• **Given request**:
Filter the data for lines with the word "Information", then copy every line so identified.

· · · · ·

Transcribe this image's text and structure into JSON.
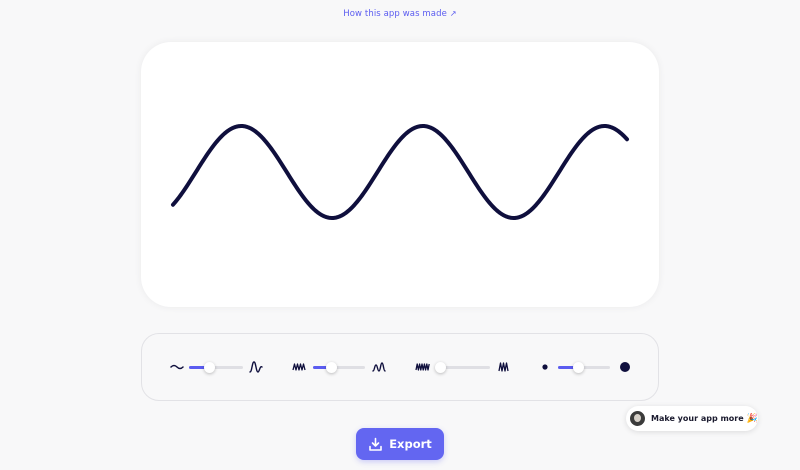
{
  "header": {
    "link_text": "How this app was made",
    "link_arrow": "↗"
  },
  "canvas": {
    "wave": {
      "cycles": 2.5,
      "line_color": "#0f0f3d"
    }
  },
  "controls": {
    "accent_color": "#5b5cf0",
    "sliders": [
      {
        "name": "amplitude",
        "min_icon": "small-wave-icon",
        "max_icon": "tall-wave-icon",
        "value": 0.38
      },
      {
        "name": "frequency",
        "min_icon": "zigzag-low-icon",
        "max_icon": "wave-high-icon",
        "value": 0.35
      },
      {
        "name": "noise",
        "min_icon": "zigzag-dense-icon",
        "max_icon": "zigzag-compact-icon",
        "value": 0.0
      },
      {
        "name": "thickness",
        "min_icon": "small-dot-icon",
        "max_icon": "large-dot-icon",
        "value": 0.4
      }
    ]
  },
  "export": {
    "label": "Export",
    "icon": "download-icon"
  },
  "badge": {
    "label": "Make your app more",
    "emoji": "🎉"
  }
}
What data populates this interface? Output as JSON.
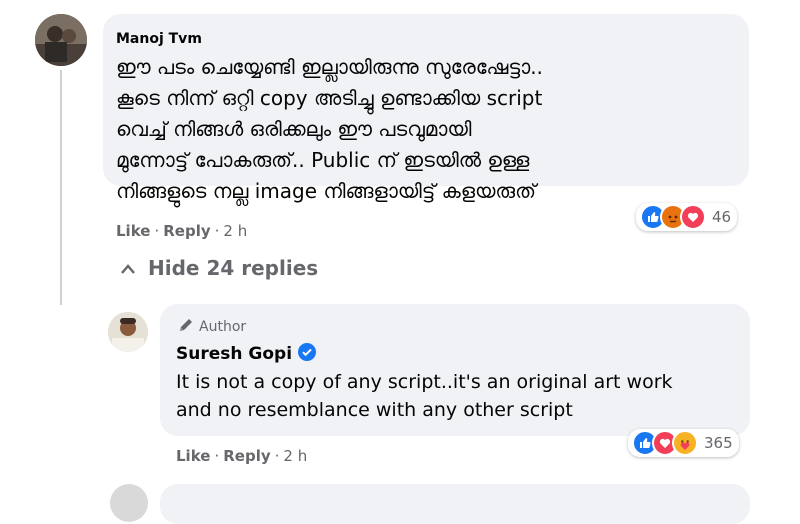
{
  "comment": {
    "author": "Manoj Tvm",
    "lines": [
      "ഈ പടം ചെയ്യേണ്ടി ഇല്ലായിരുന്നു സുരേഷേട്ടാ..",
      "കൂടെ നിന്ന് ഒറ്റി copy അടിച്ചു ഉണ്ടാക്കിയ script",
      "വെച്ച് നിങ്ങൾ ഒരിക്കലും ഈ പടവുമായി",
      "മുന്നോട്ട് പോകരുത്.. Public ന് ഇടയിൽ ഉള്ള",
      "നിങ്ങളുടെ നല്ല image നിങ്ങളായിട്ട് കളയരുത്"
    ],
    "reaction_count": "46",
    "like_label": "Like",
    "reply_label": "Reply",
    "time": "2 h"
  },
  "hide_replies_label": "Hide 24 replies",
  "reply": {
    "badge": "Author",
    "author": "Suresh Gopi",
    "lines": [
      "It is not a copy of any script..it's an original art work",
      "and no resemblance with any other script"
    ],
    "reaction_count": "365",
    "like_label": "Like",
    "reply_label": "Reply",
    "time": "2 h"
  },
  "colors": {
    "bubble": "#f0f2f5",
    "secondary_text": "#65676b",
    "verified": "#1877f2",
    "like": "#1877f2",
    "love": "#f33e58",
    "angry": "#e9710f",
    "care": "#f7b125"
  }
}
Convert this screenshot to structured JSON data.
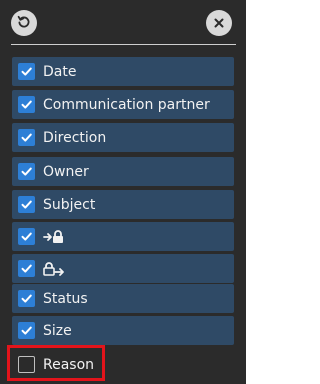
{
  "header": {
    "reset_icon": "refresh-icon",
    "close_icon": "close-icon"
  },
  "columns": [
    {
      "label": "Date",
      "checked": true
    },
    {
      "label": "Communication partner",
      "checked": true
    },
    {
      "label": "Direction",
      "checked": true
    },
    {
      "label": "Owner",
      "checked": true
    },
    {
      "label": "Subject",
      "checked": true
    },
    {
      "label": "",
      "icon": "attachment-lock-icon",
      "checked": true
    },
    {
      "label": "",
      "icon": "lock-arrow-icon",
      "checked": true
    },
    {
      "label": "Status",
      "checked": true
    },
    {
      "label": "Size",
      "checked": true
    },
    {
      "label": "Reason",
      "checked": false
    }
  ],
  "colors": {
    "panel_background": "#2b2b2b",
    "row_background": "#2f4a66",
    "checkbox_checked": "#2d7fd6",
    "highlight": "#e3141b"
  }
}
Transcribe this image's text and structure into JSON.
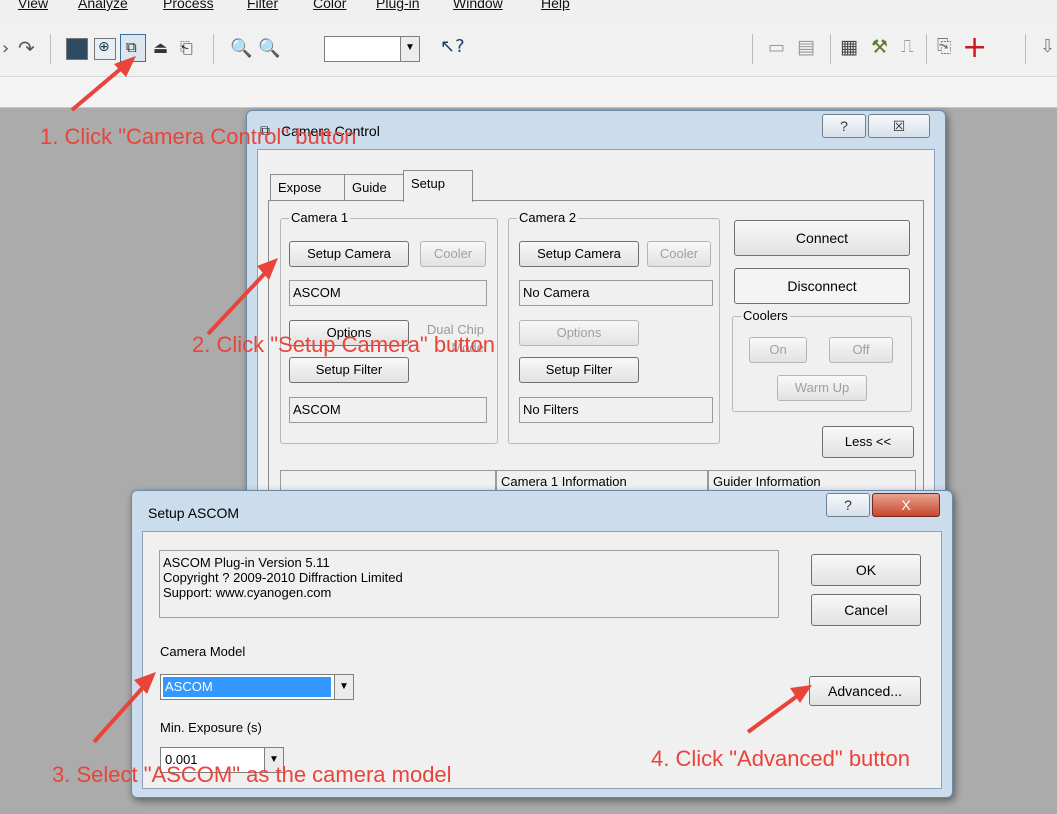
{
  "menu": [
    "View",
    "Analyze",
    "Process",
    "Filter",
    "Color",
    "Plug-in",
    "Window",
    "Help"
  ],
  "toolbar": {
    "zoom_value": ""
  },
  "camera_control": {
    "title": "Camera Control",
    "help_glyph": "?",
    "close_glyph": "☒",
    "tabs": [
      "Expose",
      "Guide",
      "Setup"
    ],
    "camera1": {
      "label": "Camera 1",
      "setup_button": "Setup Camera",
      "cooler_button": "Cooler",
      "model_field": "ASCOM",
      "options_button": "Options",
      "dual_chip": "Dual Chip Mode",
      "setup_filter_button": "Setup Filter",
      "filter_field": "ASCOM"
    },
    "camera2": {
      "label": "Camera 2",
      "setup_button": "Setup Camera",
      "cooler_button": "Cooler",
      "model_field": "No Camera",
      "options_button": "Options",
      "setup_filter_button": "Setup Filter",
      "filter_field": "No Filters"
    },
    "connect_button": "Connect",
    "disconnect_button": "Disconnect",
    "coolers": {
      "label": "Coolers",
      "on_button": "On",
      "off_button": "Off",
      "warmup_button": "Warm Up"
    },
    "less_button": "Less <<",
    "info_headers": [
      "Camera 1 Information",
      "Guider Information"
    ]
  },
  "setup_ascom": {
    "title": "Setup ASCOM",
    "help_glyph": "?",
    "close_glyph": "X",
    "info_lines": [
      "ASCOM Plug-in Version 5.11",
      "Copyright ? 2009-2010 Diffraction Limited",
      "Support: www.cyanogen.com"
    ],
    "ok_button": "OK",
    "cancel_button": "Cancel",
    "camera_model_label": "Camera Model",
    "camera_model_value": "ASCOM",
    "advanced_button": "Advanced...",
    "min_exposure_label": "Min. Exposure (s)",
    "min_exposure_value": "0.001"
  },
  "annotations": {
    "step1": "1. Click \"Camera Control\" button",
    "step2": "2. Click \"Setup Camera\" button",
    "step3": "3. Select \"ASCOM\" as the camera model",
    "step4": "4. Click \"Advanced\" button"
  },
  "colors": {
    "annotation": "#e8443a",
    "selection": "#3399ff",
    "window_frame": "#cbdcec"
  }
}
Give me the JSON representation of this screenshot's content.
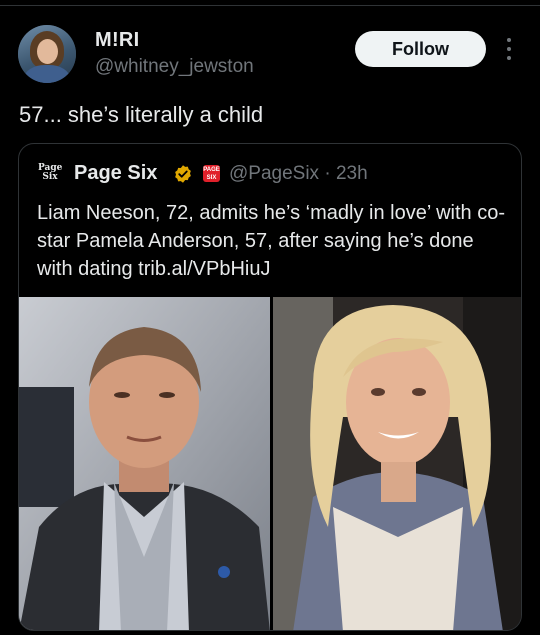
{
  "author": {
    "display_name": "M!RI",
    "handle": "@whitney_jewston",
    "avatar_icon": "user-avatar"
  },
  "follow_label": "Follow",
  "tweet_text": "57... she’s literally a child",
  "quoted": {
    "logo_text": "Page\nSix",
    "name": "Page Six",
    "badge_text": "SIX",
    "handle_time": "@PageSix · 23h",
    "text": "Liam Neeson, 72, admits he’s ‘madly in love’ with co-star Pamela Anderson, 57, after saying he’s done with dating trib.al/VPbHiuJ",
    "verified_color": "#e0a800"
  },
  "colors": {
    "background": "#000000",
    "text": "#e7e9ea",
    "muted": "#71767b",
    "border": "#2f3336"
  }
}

· · · · ·

• **Reply**:
      "Camera 1 Information",
      "Guider Information"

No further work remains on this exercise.